**Task input**
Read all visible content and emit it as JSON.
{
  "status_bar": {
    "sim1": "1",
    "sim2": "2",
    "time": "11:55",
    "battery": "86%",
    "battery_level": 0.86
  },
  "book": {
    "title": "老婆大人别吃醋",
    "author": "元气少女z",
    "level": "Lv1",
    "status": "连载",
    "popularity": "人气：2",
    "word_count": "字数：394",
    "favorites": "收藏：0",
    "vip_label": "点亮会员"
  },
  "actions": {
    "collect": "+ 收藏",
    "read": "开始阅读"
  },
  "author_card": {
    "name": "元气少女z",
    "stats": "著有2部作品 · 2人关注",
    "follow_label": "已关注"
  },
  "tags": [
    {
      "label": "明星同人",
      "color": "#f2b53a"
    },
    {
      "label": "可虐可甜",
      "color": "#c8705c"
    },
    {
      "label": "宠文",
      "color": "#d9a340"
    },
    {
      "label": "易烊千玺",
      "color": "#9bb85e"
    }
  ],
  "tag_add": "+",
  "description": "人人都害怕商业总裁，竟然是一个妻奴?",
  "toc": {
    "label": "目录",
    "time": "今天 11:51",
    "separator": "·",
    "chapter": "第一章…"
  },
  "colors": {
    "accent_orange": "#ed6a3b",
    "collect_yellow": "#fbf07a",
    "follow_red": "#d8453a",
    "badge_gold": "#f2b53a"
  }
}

**Work to complete**
Every record shown above should be written out again exactly.

**Reply**
Read all visible content and emit it as JSON.
{
  "status_bar": {
    "sim1": "1",
    "sim2": "2",
    "time": "11:55",
    "battery": "86%",
    "battery_level": 0.86
  },
  "book": {
    "title": "老婆大人别吃醋",
    "author": "元气少女z",
    "level": "Lv1",
    "status": "连载",
    "popularity": "人气：2",
    "word_count": "字数：394",
    "favorites": "收藏：0",
    "vip_label": "点亮会员"
  },
  "actions": {
    "collect": "+ 收藏",
    "read": "开始阅读"
  },
  "author_card": {
    "name": "元气少女z",
    "stats": "著有2部作品 · 2人关注",
    "follow_label": "已关注"
  },
  "tags": [
    {
      "label": "明星同人",
      "color": "#f2b53a"
    },
    {
      "label": "可虐可甜",
      "color": "#c8705c"
    },
    {
      "label": "宠文",
      "color": "#d9a340"
    },
    {
      "label": "易烊千玺",
      "color": "#9bb85e"
    }
  ],
  "tag_add": "+",
  "description": "人人都害怕商业总裁，竟然是一个妻奴?",
  "toc": {
    "label": "目录",
    "time": "今天 11:51",
    "separator": "·",
    "chapter": "第一章…"
  },
  "colors": {
    "accent_orange": "#ed6a3b",
    "collect_yellow": "#fbf07a",
    "follow_red": "#d8453a",
    "badge_gold": "#f2b53a"
  }
}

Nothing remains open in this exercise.